*SHORT PROBLEM*
Provide the records once more, identical to the original.

Extracted records
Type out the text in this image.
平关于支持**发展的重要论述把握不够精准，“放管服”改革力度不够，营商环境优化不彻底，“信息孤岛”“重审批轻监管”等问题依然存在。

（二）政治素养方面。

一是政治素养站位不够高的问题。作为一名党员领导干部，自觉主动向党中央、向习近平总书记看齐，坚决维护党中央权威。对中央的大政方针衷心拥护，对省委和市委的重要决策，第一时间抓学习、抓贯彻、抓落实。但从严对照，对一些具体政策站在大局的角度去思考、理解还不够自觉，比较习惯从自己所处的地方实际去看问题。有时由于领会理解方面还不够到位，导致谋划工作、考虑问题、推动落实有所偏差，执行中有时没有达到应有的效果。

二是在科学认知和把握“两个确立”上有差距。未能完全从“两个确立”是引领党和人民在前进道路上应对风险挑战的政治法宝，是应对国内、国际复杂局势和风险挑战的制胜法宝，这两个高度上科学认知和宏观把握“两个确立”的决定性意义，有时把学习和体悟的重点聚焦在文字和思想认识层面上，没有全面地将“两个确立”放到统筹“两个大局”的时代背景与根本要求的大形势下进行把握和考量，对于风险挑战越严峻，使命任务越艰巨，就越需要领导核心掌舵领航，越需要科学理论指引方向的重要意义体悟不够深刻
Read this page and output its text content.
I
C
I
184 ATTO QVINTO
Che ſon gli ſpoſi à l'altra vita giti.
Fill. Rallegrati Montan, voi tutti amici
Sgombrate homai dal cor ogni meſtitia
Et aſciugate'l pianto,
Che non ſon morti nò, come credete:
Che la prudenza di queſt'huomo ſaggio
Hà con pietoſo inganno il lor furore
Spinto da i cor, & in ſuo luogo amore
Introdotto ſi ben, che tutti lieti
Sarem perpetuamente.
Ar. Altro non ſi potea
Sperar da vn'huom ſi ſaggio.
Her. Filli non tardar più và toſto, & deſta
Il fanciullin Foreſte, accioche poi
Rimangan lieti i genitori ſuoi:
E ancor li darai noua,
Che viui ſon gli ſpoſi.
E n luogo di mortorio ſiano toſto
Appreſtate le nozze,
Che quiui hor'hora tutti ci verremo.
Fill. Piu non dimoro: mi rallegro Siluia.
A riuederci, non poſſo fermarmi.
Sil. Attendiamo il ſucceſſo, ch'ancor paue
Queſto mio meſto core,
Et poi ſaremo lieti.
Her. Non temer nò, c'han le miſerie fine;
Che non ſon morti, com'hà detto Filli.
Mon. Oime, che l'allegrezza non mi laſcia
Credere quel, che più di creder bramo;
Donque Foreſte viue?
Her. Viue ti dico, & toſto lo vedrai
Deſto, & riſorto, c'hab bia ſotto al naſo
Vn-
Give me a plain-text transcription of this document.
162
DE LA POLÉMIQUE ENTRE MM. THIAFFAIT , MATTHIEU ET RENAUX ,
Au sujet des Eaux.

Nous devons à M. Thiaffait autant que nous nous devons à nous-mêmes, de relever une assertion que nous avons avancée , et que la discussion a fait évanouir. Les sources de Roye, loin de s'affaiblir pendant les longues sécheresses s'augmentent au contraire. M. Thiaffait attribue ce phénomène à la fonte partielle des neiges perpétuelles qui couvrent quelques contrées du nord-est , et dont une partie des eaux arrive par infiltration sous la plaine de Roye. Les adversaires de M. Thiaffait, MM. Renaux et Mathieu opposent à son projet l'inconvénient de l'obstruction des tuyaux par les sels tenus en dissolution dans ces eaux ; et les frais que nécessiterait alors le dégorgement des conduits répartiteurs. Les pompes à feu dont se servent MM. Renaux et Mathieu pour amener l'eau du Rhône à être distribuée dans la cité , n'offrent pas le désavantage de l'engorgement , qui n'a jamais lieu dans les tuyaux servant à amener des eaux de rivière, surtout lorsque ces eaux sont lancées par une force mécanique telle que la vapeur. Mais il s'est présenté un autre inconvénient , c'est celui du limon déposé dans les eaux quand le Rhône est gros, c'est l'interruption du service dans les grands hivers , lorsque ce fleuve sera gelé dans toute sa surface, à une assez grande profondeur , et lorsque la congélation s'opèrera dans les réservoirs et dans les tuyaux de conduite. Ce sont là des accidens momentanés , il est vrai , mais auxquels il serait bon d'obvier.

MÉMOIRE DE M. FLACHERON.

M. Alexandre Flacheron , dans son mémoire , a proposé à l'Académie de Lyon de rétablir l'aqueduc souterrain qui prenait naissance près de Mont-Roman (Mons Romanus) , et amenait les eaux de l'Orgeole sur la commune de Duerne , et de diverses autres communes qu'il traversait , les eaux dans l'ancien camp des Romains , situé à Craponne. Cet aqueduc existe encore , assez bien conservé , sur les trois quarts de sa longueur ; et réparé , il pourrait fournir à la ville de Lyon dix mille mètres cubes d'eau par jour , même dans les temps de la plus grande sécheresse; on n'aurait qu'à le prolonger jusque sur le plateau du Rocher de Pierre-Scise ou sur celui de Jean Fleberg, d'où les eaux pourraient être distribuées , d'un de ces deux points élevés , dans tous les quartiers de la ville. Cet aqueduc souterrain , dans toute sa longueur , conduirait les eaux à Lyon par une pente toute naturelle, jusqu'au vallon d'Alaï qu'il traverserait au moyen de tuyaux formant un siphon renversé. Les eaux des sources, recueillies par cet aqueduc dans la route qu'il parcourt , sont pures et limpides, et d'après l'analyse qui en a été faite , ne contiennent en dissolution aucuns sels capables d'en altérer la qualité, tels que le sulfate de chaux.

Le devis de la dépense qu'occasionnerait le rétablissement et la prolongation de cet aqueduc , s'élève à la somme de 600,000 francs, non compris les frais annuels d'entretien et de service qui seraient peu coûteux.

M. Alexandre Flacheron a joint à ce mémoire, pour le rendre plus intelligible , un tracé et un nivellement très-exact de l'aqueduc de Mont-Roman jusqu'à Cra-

*FULL OUTPUT*
Type out the text in this image.
平关于支持**发展的重要论述把握不够精准，“放管服”改革力度不够，营商环境优化不彻底，“信息孤岛”“重审批轻监管”等问题依然存在。

（二）政治素养方面。

一是政治素养站位不够高的问题。作为一名党员领导干部，自觉主动向党中央、向习近平总书记看齐，坚决维护党中央权威。对中央的大政方针衷心拥护，对省委和市委的重要决策，第一时间抓学习、抓贯彻、抓落实。但从严对照，对一些具体政策站在大局的角度去思考、理解还不够自觉，比较习惯从自己所处的地方实际去看问题。有时由于领会理解方面还不够到位，导致谋划工作、考虑问题、推动落实有所偏差，执行中有时没有达到应有的效果。

二是在科学认知和把握“两个确立”上有差距。未能完全从“两个确立”是引领党和人民在前进道路上应对风险挑战的政治法宝，是应对国内、国际复杂局势和风险挑战的制胜法宝，这两个高度上科学认知和宏观把握“两个确立”的决定性意义，有时把学习和体悟的重点聚焦在文字和思想认识层面上，没有全面地将“两个确立”放到统筹“两个大局”的时代背景与根本要求的大形势下进行把握和考量，对于风险挑战越严峻，使命任务越艰巨，就越需要领导核心掌舵领航，越需要科学理论指引方向的重要意义体悟不够深刻
Read this page and output its text content.
I
C
I
184 ATTO QVINTO
Che ſon gli ſpoſi à l'altra vita giti.
Fill. Rallegrati Montan, voi tutti amici
Sgombrate homai dal cor ogni meſtitia
Et aſciugate'l pianto,
Che non ſon morti nò, come credete:
Che la prudenza di queſt'huomo ſaggio
Hà con pietoſo inganno il lor furore
Spinto da i cor, & in ſuo luogo amore
Introdotto ſi ben, che tutti lieti
Sarem perpetuamente.
Ar. Altro non ſi potea
Sperar da vn'huom ſi ſaggio.
Her. Filli non tardar più và toſto, & deſta
Il fanciullin Foreſte, accioche poi
Rimangan lieti i genitori ſuoi:
E ancor li darai noua,
Che viui ſon gli ſpoſi.
E n luogo di mortorio ſiano toſto
Appreſtate le nozze,
Che quiui hor'hora tutti ci verremo.
Fill. Piu non dimoro: mi rallegro Siluia.
A riuederci, non poſſo fermarmi.
Sil. Attendiamo il ſucceſſo, ch'ancor paue
Queſto mio meſto core,
Et poi ſaremo lieti.
Her. Non temer nò, c'han le miſerie fine;
Che non ſon morti, com'hà detto Filli.
Mon. Oime, che l'allegrezza non mi laſcia
Credere quel, che più di creder bramo;
Donque Foreſte viue?
Her. Viue ti dico, & toſto lo vedrai
Deſto, & riſorto, c'hab bia ſotto al naſo
Vn-
Give me a plain-text transcription of this document.
162
DE LA POLÉMIQUE ENTRE MM. THIAFFAIT , MATTHIEU ET RENAUX ,
Au sujet des Eaux.

Nous devons à M. Thiaffait autant que nous nous devons à nous-mêmes, de relever une assertion que nous avons avancée , et que la discussion a fait évanouir. Les sources de Roye, loin de s'affaiblir pendant les longues sécheresses s'augmentent au contraire. M. Thiaffait attribue ce phénomène à la fonte partielle des neiges perpétuelles qui couvrent quelques contrées du nord-est , et dont une partie des eaux arrive par infiltration sous la plaine de Roye. Les adversaires de M. Thiaffait, MM. Renaux et Mathieu opposent à son projet l'inconvénient de l'obstruction des tuyaux par les sels tenus en dissolution dans ces eaux ; et les frais que nécessiterait alors le dégorgement des conduits répartiteurs. Les pompes à feu dont se servent MM. Renaux et Mathieu pour amener l'eau du Rhône à être distribuée dans la cité , n'offrent pas le désavantage de l'engorgement , qui n'a jamais lieu dans les tuyaux servant à amener des eaux de rivière, surtout lorsque ces eaux sont lancées par une force mécanique telle que la vapeur. Mais il s'est présenté un autre inconvénient , c'est celui du limon déposé dans les eaux quand le Rhône est gros, c'est l'interruption du service dans les grands hivers , lorsque ce fleuve sera gelé dans toute sa surface, à une assez grande profondeur , et lorsque la congélation s'opèrera dans les réservoirs et dans les tuyaux de conduite. Ce sont là des accidens momentanés , il est vrai , mais auxquels il serait bon d'obvier.

MÉMOIRE DE M. FLACHERON.

M. Alexandre Flacheron , dans son mémoire , a proposé à l'Académie de Lyon de rétablir l'aqueduc souterrain qui prenait naissance près de Mont-Roman (Mons Romanus) , et amenait les eaux de l'Orgeole sur la commune de Duerne , et de diverses autres communes qu'il traversait , les eaux dans l'ancien camp des Romains , situé à Craponne. Cet aqueduc existe encore , assez bien conservé , sur les trois quarts de sa longueur ; et réparé , il pourrait fournir à la ville de Lyon dix mille mètres cubes d'eau par jour , même dans les temps de la plus grande sécheresse; on n'aurait qu'à le prolonger jusque sur le plateau du Rocher de Pierre-Scise ou sur celui de Jean Fleberg, d'où les eaux pourraient être distribuées , d'un de ces deux points élevés , dans tous les quartiers de la ville. Cet aqueduc souterrain , dans toute sa longueur , conduirait les eaux à Lyon par une pente toute naturelle, jusqu'au vallon d'Alaï qu'il traverserait au moyen de tuyaux formant un siphon renversé. Les eaux des sources, recueillies par cet aqueduc dans la route qu'il parcourt , sont pures et limpides, et d'après l'analyse qui en a été faite , ne contiennent en dissolution aucuns sels capables d'en altérer la qualité, tels que le sulfate de chaux.

Le devis de la dépense qu'occasionnerait le rétablissement et la prolongation de cet aqueduc , s'élève à la somme de 600,000 francs, non compris les frais annuels d'entretien et de service qui seraient peu coûteux.

M. Alexandre Flacheron a joint à ce mémoire, pour le rendre plus intelligible , un tracé et un nivellement très-exact de l'aqueduc de Mont-Roman jusqu'à Cra-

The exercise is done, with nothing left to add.